Return the entries below verbatim. Pictures stay out.
* Start Information provided *
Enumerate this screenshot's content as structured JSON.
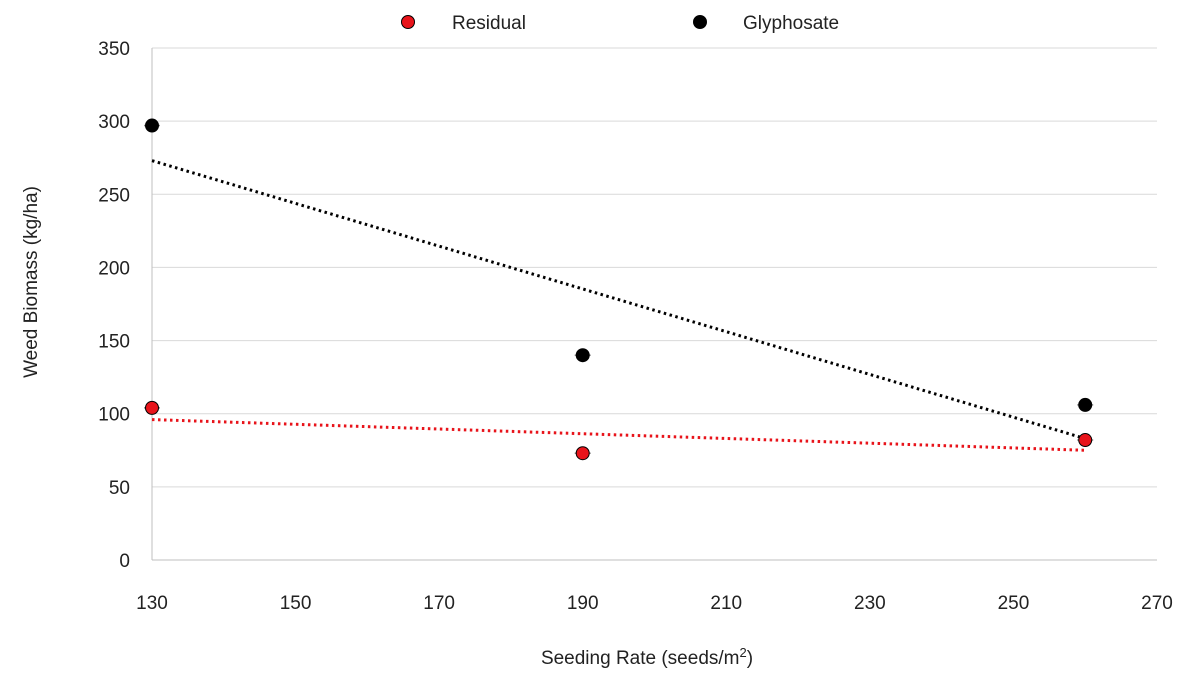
{
  "chart_data": {
    "type": "scatter",
    "title": "",
    "xlabel": "Seeding Rate (seeds/m",
    "xlabel_superscript": "2",
    "xlabel_suffix": ")",
    "ylabel": "Weed Biomass (kg/ha)",
    "xlim": [
      130,
      270
    ],
    "ylim": [
      0,
      350
    ],
    "x_ticks": [
      130,
      150,
      170,
      190,
      210,
      230,
      250,
      270
    ],
    "y_ticks": [
      0,
      50,
      100,
      150,
      200,
      250,
      300,
      350
    ],
    "grid": "horizontal",
    "legend_position": "top",
    "series": [
      {
        "name": "Residual",
        "color": "#e8141b",
        "marker": "circle",
        "points": [
          {
            "x": 130,
            "y": 104
          },
          {
            "x": 190,
            "y": 73
          },
          {
            "x": 260,
            "y": 82
          }
        ],
        "trendline": {
          "style": "dotted",
          "x": [
            130,
            260
          ],
          "y": [
            96,
            75
          ]
        }
      },
      {
        "name": "Glyphosate",
        "color": "#000000",
        "marker": "circle",
        "points": [
          {
            "x": 130,
            "y": 297
          },
          {
            "x": 190,
            "y": 140
          },
          {
            "x": 260,
            "y": 106
          }
        ],
        "trendline": {
          "style": "dotted",
          "x": [
            130,
            260
          ],
          "y": [
            273,
            83
          ]
        }
      }
    ]
  }
}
* End Information provided *
Correct response:
Enumerate this screenshot's content as structured JSON.
{
  "chart_data": {
    "type": "scatter",
    "title": "",
    "xlabel": "Seeding Rate (seeds/m",
    "xlabel_superscript": "2",
    "xlabel_suffix": ")",
    "ylabel": "Weed Biomass (kg/ha)",
    "xlim": [
      130,
      270
    ],
    "ylim": [
      0,
      350
    ],
    "x_ticks": [
      130,
      150,
      170,
      190,
      210,
      230,
      250,
      270
    ],
    "y_ticks": [
      0,
      50,
      100,
      150,
      200,
      250,
      300,
      350
    ],
    "grid": "horizontal",
    "legend_position": "top",
    "series": [
      {
        "name": "Residual",
        "color": "#e8141b",
        "marker": "circle",
        "points": [
          {
            "x": 130,
            "y": 104
          },
          {
            "x": 190,
            "y": 73
          },
          {
            "x": 260,
            "y": 82
          }
        ],
        "trendline": {
          "style": "dotted",
          "x": [
            130,
            260
          ],
          "y": [
            96,
            75
          ]
        }
      },
      {
        "name": "Glyphosate",
        "color": "#000000",
        "marker": "circle",
        "points": [
          {
            "x": 130,
            "y": 297
          },
          {
            "x": 190,
            "y": 140
          },
          {
            "x": 260,
            "y": 106
          }
        ],
        "trendline": {
          "style": "dotted",
          "x": [
            130,
            260
          ],
          "y": [
            273,
            83
          ]
        }
      }
    ]
  }
}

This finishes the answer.